> What you should do:
Change "Maintenance" to "Operating" throughout the data below, and reproduce everything else unchanged.

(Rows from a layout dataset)
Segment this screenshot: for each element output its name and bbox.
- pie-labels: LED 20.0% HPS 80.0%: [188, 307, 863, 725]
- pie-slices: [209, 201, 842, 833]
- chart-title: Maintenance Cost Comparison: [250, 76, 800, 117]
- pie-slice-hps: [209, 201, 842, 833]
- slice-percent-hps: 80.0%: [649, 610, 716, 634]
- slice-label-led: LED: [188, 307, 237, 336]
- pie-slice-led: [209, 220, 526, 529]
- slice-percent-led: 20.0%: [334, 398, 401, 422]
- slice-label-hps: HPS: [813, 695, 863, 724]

> Solution:
Segment this screenshot: for each element output its name and bbox.
- pie-labels: LED 20.0% HPS 80.0%: [188, 307, 863, 725]
- pie-slices: [209, 201, 842, 833]
- chart-title: Operating Cost Comparison: [250, 76, 800, 117]
- pie-slice-hps: [209, 201, 842, 833]
- slice-percent-hps: 80.0%: [649, 610, 716, 634]
- slice-label-led: LED: [188, 307, 237, 336]
- pie-slice-led: [209, 220, 526, 529]
- slice-percent-led: 20.0%: [334, 398, 401, 422]
- slice-label-hps: HPS: [813, 695, 863, 724]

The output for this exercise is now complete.